▸ DATA ENTRIES:
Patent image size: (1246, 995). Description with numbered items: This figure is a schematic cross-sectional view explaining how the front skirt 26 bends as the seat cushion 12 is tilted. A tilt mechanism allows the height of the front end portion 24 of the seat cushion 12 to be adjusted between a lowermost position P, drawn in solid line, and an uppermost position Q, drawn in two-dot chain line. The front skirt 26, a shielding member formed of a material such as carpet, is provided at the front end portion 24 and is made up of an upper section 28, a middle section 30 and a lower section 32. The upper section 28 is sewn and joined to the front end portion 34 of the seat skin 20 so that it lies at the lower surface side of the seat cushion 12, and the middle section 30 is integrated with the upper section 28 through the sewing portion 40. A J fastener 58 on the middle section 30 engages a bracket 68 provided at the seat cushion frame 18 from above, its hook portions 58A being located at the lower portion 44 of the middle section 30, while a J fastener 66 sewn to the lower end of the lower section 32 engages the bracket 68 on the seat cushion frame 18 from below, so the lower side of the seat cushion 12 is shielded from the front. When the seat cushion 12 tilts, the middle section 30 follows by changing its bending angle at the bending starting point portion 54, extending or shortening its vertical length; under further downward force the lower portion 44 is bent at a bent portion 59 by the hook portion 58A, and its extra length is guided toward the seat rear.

---

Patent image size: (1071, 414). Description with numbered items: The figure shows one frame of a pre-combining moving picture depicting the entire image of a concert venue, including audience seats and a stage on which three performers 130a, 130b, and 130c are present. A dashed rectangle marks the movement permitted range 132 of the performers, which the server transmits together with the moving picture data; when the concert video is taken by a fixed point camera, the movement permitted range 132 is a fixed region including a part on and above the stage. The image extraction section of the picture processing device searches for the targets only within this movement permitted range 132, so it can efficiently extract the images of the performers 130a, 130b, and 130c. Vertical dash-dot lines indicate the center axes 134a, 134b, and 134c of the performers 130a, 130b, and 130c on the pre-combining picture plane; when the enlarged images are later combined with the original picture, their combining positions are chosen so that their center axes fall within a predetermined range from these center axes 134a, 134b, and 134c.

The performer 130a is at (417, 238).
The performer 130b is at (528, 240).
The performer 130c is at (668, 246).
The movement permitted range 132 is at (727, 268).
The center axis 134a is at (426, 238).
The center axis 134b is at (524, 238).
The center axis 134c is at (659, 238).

▸ PROBLEM TO SOLVE:
Rewrite only the part of the data that opens with the line containing "Patent image size: (1071, 414)." and closes with the line containing "The center axis 134b is at (524, 238).". Put "spectator seats" in place of "audience seats" and leave everything else unchanged.

▸ EXPECTED OUTPUT:
Patent image size: (1071, 414). Description with numbered items: The figure shows one frame of a pre-combining moving picture depicting the entire image of a concert venue, including spectator seats and a stage on which three performers 130a, 130b, and 130c are present. A dashed rectangle marks the movement permitted range 132 of the performers, which the server transmits together with the moving picture data; when the concert video is taken by a fixed point camera, the movement permitted range 132 is a fixed region including a part on and above the stage. The image extraction section of the picture processing device searches for the targets only within this movement permitted range 132, so it can efficiently extract the images of the performers 130a, 130b, and 130c. Vertical dash-dot lines indicate the center axes 134a, 134b, and 134c of the performers 130a, 130b, and 130c on the pre-combining picture plane; when the enlarged images are later combined with the original picture, their combining positions are chosen so that their center axes fall within a predetermined range from these center axes 134a, 134b, and 134c.

The performer 130a is at (417, 238).
The performer 130b is at (528, 240).
The performer 130c is at (668, 246).
The movement permitted range 132 is at (727, 268).
The center axis 134a is at (426, 238).
The center axis 134b is at (524, 238).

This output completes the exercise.